## DATA SUPPLIED
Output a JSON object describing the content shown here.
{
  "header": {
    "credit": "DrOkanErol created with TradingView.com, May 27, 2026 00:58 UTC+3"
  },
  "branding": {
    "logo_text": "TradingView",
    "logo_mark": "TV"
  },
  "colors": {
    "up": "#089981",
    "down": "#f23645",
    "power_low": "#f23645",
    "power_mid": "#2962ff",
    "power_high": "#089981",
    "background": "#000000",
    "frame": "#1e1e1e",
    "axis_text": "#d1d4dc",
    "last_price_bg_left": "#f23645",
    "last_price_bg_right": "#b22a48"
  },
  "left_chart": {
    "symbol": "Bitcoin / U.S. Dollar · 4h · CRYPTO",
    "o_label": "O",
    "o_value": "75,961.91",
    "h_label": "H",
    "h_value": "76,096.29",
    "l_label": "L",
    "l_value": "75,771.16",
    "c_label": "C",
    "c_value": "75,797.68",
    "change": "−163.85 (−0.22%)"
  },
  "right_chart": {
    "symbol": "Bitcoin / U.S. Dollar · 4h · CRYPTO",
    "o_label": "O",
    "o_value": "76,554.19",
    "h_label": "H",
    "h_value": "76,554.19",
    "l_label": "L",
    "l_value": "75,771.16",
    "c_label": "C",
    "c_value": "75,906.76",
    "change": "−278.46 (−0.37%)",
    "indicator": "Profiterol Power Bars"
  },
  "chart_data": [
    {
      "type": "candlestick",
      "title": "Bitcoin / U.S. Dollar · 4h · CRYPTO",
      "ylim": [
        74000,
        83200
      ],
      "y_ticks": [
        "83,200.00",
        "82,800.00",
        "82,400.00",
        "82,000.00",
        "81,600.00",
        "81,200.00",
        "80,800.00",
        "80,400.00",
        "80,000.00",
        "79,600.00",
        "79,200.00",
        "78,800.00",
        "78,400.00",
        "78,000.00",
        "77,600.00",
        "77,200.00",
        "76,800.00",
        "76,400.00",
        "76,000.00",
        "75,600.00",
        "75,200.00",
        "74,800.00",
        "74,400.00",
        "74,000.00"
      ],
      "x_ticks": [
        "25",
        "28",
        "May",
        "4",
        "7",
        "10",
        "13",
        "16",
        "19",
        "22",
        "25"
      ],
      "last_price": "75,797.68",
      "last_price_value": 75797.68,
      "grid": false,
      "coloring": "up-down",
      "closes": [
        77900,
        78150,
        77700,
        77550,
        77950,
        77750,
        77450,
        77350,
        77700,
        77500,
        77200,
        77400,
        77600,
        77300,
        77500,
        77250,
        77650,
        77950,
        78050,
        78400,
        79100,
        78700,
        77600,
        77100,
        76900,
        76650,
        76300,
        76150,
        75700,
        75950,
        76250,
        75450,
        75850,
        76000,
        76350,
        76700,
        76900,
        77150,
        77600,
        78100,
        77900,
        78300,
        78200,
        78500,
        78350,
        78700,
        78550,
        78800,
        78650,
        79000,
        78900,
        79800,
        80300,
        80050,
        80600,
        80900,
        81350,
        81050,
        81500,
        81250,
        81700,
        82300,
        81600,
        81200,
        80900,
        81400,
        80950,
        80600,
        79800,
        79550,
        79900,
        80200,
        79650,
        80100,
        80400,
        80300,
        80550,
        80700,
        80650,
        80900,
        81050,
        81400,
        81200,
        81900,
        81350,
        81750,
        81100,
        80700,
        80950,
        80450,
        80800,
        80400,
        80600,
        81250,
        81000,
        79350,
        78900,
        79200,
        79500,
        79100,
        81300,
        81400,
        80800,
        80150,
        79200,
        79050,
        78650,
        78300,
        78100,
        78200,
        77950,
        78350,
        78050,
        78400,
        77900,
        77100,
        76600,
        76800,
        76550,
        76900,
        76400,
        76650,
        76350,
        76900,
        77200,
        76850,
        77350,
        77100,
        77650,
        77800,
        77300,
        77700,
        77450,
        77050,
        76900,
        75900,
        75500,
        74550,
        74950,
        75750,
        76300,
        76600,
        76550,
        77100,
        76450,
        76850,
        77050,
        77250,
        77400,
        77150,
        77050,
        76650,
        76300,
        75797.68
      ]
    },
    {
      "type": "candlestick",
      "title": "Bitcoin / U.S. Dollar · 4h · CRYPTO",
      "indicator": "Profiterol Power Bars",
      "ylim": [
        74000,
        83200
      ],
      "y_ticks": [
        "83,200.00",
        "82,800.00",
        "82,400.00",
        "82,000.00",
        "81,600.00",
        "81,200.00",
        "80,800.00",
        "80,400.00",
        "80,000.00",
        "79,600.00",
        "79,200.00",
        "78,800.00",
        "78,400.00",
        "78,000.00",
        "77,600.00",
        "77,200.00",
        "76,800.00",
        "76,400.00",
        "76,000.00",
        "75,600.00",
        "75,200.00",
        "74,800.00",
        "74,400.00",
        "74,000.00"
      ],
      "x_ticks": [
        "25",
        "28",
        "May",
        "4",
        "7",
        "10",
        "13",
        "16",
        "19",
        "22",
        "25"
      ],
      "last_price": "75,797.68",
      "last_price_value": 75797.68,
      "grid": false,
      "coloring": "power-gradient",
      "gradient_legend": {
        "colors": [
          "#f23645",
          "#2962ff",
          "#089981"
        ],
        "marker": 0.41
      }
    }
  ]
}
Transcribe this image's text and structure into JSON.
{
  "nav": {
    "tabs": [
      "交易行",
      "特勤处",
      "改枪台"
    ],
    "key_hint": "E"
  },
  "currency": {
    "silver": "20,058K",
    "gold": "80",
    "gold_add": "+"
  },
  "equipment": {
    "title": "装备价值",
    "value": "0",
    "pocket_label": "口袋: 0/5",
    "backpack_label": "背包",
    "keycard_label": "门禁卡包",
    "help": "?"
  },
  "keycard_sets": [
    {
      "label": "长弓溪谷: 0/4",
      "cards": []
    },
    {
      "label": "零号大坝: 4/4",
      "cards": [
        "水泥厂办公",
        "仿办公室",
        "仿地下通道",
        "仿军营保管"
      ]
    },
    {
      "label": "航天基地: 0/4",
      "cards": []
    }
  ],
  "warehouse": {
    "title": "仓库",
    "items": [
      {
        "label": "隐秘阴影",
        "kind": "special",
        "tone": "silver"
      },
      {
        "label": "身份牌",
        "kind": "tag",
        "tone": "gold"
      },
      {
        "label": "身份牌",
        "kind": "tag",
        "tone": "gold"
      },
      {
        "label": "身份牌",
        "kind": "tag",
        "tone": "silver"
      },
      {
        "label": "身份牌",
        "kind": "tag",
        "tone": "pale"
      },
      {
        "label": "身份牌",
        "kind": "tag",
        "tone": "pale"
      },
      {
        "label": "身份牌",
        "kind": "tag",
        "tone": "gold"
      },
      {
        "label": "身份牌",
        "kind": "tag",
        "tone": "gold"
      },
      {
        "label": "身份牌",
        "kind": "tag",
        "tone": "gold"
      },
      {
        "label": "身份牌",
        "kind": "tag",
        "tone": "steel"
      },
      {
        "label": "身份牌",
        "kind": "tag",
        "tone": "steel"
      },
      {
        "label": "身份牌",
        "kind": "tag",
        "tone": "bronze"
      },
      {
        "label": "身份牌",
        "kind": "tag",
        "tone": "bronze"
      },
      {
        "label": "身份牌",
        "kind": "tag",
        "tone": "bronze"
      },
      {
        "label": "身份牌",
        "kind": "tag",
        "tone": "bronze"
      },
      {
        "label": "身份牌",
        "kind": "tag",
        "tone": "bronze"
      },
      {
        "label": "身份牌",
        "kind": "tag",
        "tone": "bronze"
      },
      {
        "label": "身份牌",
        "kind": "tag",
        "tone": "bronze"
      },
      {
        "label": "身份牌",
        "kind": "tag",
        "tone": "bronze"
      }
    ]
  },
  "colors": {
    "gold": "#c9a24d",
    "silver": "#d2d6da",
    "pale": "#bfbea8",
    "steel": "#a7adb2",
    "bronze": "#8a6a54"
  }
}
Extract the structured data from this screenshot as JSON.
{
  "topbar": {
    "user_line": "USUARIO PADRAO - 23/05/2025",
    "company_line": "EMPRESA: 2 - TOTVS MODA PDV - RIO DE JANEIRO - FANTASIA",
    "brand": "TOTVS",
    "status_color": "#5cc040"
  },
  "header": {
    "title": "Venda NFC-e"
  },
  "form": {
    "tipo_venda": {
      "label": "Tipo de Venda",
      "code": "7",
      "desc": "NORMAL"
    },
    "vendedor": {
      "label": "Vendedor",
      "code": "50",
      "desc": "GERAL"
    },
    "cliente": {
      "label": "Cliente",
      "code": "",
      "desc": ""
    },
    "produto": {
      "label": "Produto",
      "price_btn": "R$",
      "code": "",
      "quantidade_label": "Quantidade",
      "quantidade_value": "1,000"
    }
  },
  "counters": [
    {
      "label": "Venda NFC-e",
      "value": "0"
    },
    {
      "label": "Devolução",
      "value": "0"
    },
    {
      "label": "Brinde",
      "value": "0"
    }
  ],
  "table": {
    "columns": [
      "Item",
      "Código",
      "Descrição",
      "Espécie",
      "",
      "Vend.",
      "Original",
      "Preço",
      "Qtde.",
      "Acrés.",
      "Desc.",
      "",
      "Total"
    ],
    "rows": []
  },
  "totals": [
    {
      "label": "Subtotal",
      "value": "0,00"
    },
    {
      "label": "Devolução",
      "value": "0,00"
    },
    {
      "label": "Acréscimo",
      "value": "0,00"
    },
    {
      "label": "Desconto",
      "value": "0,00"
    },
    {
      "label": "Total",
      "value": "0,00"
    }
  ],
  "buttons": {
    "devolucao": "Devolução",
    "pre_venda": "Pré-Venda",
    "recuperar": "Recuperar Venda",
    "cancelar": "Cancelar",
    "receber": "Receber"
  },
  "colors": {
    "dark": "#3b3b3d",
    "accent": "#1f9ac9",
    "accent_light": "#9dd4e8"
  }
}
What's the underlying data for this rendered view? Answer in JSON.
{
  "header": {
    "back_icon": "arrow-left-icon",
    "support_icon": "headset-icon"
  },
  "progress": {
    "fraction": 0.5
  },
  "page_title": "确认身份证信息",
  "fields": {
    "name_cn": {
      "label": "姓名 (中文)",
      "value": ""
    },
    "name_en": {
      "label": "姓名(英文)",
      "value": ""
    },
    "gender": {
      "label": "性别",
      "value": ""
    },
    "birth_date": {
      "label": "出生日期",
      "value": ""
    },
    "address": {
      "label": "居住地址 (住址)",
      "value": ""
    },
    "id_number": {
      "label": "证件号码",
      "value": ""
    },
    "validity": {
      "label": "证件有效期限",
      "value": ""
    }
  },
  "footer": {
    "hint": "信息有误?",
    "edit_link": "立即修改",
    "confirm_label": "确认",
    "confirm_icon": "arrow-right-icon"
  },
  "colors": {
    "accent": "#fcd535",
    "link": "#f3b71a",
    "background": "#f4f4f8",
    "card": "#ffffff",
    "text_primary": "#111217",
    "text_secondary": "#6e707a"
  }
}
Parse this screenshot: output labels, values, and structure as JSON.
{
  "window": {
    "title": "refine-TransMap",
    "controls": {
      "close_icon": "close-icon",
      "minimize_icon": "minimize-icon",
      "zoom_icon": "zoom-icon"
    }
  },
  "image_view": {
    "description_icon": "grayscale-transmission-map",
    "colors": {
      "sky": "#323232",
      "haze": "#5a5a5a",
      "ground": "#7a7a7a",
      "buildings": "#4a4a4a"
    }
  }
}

## BRIEF
Produce an exact repeat of the lines from the one containing "Parse this screenshot: output" through the last line of the data, and nothing more.

## WRITTEN ANSWER
Parse this screenshot: output labels, values, and structure as JSON.
{
  "window": {
    "title": "refine-TransMap",
    "controls": {
      "close_icon": "close-icon",
      "minimize_icon": "minimize-icon",
      "zoom_icon": "zoom-icon"
    }
  },
  "image_view": {
    "description_icon": "grayscale-transmission-map",
    "colors": {
      "sky": "#323232",
      "haze": "#5a5a5a",
      "ground": "#7a7a7a",
      "buildings": "#4a4a4a"
    }
  }
}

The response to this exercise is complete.